■ What is needed: Copy out all the entries word for word.

■ Records for the exercise:
##############################
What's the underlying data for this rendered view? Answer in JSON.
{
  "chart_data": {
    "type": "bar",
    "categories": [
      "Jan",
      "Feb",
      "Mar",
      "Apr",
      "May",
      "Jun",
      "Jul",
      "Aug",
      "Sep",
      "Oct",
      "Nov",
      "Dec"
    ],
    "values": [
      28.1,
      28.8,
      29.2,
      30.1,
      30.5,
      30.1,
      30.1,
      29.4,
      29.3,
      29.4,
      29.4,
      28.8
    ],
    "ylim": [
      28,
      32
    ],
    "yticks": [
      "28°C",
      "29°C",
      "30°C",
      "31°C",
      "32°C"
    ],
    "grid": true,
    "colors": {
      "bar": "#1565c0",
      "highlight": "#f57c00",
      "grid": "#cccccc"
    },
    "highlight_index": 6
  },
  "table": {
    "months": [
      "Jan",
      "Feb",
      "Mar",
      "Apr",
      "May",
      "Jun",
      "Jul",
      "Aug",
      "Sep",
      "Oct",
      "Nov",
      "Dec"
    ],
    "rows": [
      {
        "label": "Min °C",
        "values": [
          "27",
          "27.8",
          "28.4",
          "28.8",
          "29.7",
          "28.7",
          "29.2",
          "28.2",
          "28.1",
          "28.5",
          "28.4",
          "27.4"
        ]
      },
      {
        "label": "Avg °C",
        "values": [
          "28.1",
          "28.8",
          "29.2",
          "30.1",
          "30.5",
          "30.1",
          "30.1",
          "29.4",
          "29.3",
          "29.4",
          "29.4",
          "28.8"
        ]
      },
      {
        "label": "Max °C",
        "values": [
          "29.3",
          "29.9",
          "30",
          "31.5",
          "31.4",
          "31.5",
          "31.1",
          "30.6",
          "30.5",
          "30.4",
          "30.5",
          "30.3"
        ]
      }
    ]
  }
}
##############################
■ In response:
What's the underlying data for this rendered view? Answer in JSON.
{
  "chart_data": {
    "type": "bar",
    "categories": [
      "Jan",
      "Feb",
      "Mar",
      "Apr",
      "May",
      "Jun",
      "Jul",
      "Aug",
      "Sep",
      "Oct",
      "Nov",
      "Dec"
    ],
    "values": [
      28.1,
      28.8,
      29.2,
      30.1,
      30.5,
      30.1,
      30.1,
      29.4,
      29.3,
      29.4,
      29.4,
      28.8
    ],
    "ylim": [
      28,
      32
    ],
    "yticks": [
      "28°C",
      "29°C",
      "30°C",
      "31°C",
      "32°C"
    ],
    "grid": true,
    "colors": {
      "bar": "#1565c0",
      "highlight": "#f57c00",
      "grid": "#cccccc"
    },
    "highlight_index": 6
  },
  "table": {
    "months": [
      "Jan",
      "Feb",
      "Mar",
      "Apr",
      "May",
      "Jun",
      "Jul",
      "Aug",
      "Sep",
      "Oct",
      "Nov",
      "Dec"
    ],
    "rows": [
      {
        "label": "Min °C",
        "values": [
          "27",
          "27.8",
          "28.4",
          "28.8",
          "29.7",
          "28.7",
          "29.2",
          "28.2",
          "28.1",
          "28.5",
          "28.4",
          "27.4"
        ]
      },
      {
        "label": "Avg °C",
        "values": [
          "28.1",
          "28.8",
          "29.2",
          "30.1",
          "30.5",
          "30.1",
          "30.1",
          "29.4",
          "29.3",
          "29.4",
          "29.4",
          "28.8"
        ]
      },
      {
        "label": "Max °C",
        "values": [
          "29.3",
          "29.9",
          "30",
          "31.5",
          "31.4",
          "31.5",
          "31.1",
          "30.6",
          "30.5",
          "30.4",
          "30.5",
          "30.3"
        ]
      }
    ]
  }
}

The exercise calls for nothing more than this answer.